▶ SET PROBLEM: Give the material once more, word for word, without any images.
○ ○ ○ ○ ○ ○ ○
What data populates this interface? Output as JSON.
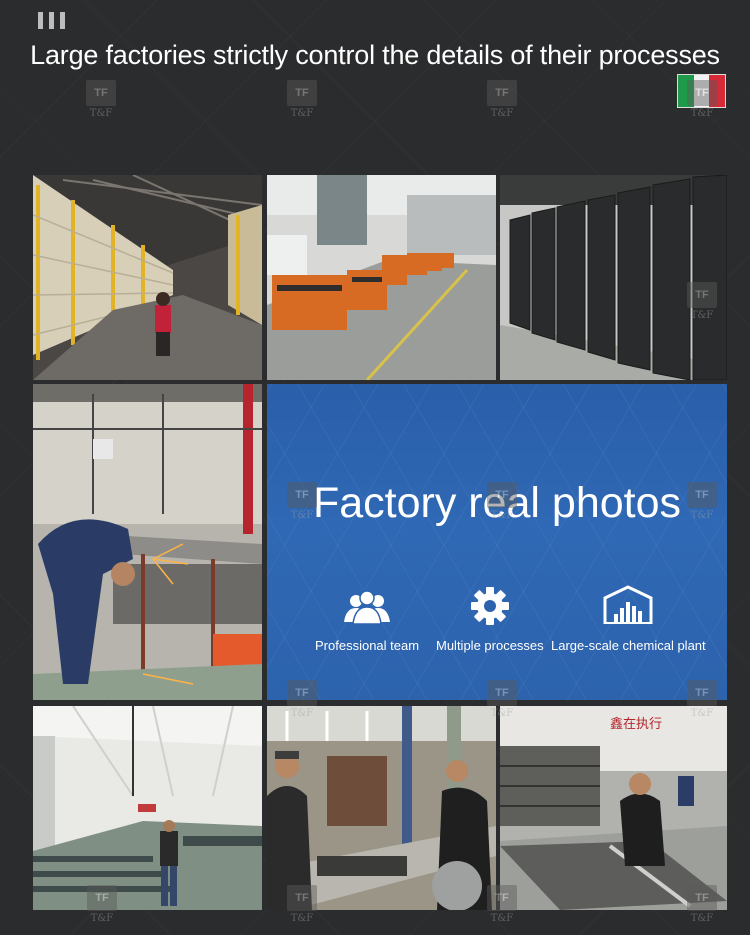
{
  "header": {
    "headline": "Large factories strictly control the details of their processes",
    "flag": "italy-flag",
    "menu_icon": "menu-bars-icon"
  },
  "watermark": {
    "mark": "TF",
    "text": "T&F"
  },
  "photos": [
    {
      "name": "warehouse-racks-photo",
      "description_icon": "photo"
    },
    {
      "name": "production-line-photo",
      "description_icon": "photo"
    },
    {
      "name": "finished-doors-photo",
      "description_icon": "photo"
    },
    {
      "name": "welding-worker-photo",
      "description_icon": "photo"
    },
    {
      "name": "workshop-hall-photo",
      "description_icon": "photo"
    },
    {
      "name": "assembly-workers-photo",
      "description_icon": "photo"
    },
    {
      "name": "frame-assembly-photo",
      "description_icon": "photo"
    }
  ],
  "banner": {
    "title": "Factory real photos",
    "features": [
      {
        "label": "Professional team",
        "icon": "team-icon"
      },
      {
        "label": "Multiple processes",
        "icon": "gear-icon"
      },
      {
        "label": "Large-scale chemical plant",
        "icon": "factory-icon"
      }
    ],
    "color": "#2d63ad"
  },
  "photo_sign_text": "鑫在执行"
}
○ ○ ○ ○ ○ ○ ○
▶ OUTPUT BELOW:
What data populates this interface? Output as JSON.
{
  "header": {
    "headline": "Large factories strictly control the details of their processes",
    "flag": "italy-flag",
    "menu_icon": "menu-bars-icon"
  },
  "watermark": {
    "mark": "TF",
    "text": "T&F"
  },
  "photos": [
    {
      "name": "warehouse-racks-photo",
      "description_icon": "photo"
    },
    {
      "name": "production-line-photo",
      "description_icon": "photo"
    },
    {
      "name": "finished-doors-photo",
      "description_icon": "photo"
    },
    {
      "name": "welding-worker-photo",
      "description_icon": "photo"
    },
    {
      "name": "workshop-hall-photo",
      "description_icon": "photo"
    },
    {
      "name": "assembly-workers-photo",
      "description_icon": "photo"
    },
    {
      "name": "frame-assembly-photo",
      "description_icon": "photo"
    }
  ],
  "banner": {
    "title": "Factory real photos",
    "features": [
      {
        "label": "Professional team",
        "icon": "team-icon"
      },
      {
        "label": "Multiple processes",
        "icon": "gear-icon"
      },
      {
        "label": "Large-scale chemical plant",
        "icon": "factory-icon"
      }
    ],
    "color": "#2d63ad"
  },
  "photo_sign_text": "鑫在执行"
}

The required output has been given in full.